Required task >> Give back the full material, exactly as it reads.

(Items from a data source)

==========

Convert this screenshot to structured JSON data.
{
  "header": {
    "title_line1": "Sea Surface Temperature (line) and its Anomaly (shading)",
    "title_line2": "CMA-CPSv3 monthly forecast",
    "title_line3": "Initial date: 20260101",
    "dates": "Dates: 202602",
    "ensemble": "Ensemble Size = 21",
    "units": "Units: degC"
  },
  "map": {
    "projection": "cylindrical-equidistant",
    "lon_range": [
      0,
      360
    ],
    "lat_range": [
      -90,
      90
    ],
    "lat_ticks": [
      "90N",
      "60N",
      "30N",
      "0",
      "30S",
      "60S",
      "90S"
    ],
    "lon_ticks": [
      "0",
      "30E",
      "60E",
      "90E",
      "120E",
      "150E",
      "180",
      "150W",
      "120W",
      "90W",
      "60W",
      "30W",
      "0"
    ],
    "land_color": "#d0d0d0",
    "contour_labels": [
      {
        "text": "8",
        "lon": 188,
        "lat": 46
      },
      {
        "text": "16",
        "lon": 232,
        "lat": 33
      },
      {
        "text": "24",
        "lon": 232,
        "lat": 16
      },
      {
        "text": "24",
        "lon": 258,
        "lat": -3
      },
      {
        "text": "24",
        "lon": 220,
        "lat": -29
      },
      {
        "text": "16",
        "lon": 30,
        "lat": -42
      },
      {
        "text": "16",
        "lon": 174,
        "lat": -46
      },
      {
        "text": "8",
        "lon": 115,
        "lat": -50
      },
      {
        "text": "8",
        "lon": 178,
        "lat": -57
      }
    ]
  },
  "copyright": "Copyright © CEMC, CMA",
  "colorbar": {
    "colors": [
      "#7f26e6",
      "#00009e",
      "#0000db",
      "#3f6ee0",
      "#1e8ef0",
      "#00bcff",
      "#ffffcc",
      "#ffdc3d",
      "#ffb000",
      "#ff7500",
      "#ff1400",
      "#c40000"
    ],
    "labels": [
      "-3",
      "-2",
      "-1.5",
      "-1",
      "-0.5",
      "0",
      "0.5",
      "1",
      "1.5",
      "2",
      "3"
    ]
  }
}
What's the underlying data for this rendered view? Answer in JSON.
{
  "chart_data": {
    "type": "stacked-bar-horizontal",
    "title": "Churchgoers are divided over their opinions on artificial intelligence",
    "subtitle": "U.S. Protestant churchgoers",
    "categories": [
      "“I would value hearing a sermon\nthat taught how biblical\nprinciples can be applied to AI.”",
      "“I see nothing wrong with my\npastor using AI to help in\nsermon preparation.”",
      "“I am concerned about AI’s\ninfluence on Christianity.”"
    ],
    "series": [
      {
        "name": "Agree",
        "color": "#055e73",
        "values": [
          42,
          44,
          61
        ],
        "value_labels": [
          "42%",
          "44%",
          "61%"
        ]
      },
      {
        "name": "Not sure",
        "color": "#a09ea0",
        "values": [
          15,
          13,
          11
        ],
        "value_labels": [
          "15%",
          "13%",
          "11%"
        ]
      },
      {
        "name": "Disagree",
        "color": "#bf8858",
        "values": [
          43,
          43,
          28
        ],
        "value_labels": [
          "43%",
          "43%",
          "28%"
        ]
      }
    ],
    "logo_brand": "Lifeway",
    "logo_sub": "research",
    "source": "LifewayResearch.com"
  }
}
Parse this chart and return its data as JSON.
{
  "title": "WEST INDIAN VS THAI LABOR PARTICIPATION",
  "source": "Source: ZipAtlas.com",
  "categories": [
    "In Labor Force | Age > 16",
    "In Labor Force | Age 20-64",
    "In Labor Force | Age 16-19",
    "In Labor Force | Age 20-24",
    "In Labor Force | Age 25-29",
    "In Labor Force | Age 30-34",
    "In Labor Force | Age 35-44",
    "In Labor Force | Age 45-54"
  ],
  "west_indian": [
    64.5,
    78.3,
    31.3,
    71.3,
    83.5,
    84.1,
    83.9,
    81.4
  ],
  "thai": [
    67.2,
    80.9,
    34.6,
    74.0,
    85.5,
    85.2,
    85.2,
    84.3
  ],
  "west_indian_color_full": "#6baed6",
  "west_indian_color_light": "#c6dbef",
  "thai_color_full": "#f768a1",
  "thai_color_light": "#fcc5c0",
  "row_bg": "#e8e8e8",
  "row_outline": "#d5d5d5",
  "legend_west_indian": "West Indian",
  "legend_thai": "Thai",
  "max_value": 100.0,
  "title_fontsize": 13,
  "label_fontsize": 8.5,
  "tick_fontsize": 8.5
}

==========

Reply to the task >>
Convert this screenshot to structured JSON data.
{
  "header": {
    "title_line1": "Sea Surface Temperature (line) and its Anomaly (shading)",
    "title_line2": "CMA-CPSv3 monthly forecast",
    "title_line3": "Initial date: 20260101",
    "dates": "Dates: 202602",
    "ensemble": "Ensemble Size = 21",
    "units": "Units: degC"
  },
  "map": {
    "projection": "cylindrical-equidistant",
    "lon_range": [
      0,
      360
    ],
    "lat_range": [
      -90,
      90
    ],
    "lat_ticks": [
      "90N",
      "60N",
      "30N",
      "0",
      "30S",
      "60S",
      "90S"
    ],
    "lon_ticks": [
      "0",
      "30E",
      "60E",
      "90E",
      "120E",
      "150E",
      "180",
      "150W",
      "120W",
      "90W",
      "60W",
      "30W",
      "0"
    ],
    "land_color": "#d0d0d0",
    "contour_labels": [
      {
        "text": "8",
        "lon": 188,
        "lat": 46
      },
      {
        "text": "16",
        "lon": 232,
        "lat": 33
      },
      {
        "text": "24",
        "lon": 232,
        "lat": 16
      },
      {
        "text": "24",
        "lon": 258,
        "lat": -3
      },
      {
        "text": "24",
        "lon": 220,
        "lat": -29
      },
      {
        "text": "16",
        "lon": 30,
        "lat": -42
      },
      {
        "text": "16",
        "lon": 174,
        "lat": -46
      },
      {
        "text": "8",
        "lon": 115,
        "lat": -50
      },
      {
        "text": "8",
        "lon": 178,
        "lat": -57
      }
    ]
  },
  "copyright": "Copyright © CEMC, CMA",
  "colorbar": {
    "colors": [
      "#7f26e6",
      "#00009e",
      "#0000db",
      "#3f6ee0",
      "#1e8ef0",
      "#00bcff",
      "#ffffcc",
      "#ffdc3d",
      "#ffb000",
      "#ff7500",
      "#ff1400",
      "#c40000"
    ],
    "labels": [
      "-3",
      "-2",
      "-1.5",
      "-1",
      "-0.5",
      "0",
      "0.5",
      "1",
      "1.5",
      "2",
      "3"
    ]
  }
}
What's the underlying data for this rendered view? Answer in JSON.
{
  "chart_data": {
    "type": "stacked-bar-horizontal",
    "title": "Churchgoers are divided over their opinions on artificial intelligence",
    "subtitle": "U.S. Protestant churchgoers",
    "categories": [
      "“I would value hearing a sermon\nthat taught how biblical\nprinciples can be applied to AI.”",
      "“I see nothing wrong with my\npastor using AI to help in\nsermon preparation.”",
      "“I am concerned about AI’s\ninfluence on Christianity.”"
    ],
    "series": [
      {
        "name": "Agree",
        "color": "#055e73",
        "values": [
          42,
          44,
          61
        ],
        "value_labels": [
          "42%",
          "44%",
          "61%"
        ]
      },
      {
        "name": "Not sure",
        "color": "#a09ea0",
        "values": [
          15,
          13,
          11
        ],
        "value_labels": [
          "15%",
          "13%",
          "11%"
        ]
      },
      {
        "name": "Disagree",
        "color": "#bf8858",
        "values": [
          43,
          43,
          28
        ],
        "value_labels": [
          "43%",
          "43%",
          "28%"
        ]
      }
    ],
    "logo_brand": "Lifeway",
    "logo_sub": "research",
    "source": "LifewayResearch.com"
  }
}
Parse this chart and return its data as JSON.
{
  "title": "WEST INDIAN VS THAI LABOR PARTICIPATION",
  "source": "Source: ZipAtlas.com",
  "categories": [
    "In Labor Force | Age > 16",
    "In Labor Force | Age 20-64",
    "In Labor Force | Age 16-19",
    "In Labor Force | Age 20-24",
    "In Labor Force | Age 25-29",
    "In Labor Force | Age 30-34",
    "In Labor Force | Age 35-44",
    "In Labor Force | Age 45-54"
  ],
  "west_indian": [
    64.5,
    78.3,
    31.3,
    71.3,
    83.5,
    84.1,
    83.9,
    81.4
  ],
  "thai": [
    67.2,
    80.9,
    34.6,
    74.0,
    85.5,
    85.2,
    85.2,
    84.3
  ],
  "west_indian_color_full": "#6baed6",
  "west_indian_color_light": "#c6dbef",
  "thai_color_full": "#f768a1",
  "thai_color_light": "#fcc5c0",
  "row_bg": "#e8e8e8",
  "row_outline": "#d5d5d5",
  "legend_west_indian": "West Indian",
  "legend_thai": "Thai",
  "max_value": 100.0,
  "title_fontsize": 13,
  "label_fontsize": 8.5,
  "tick_fontsize": 8.5
}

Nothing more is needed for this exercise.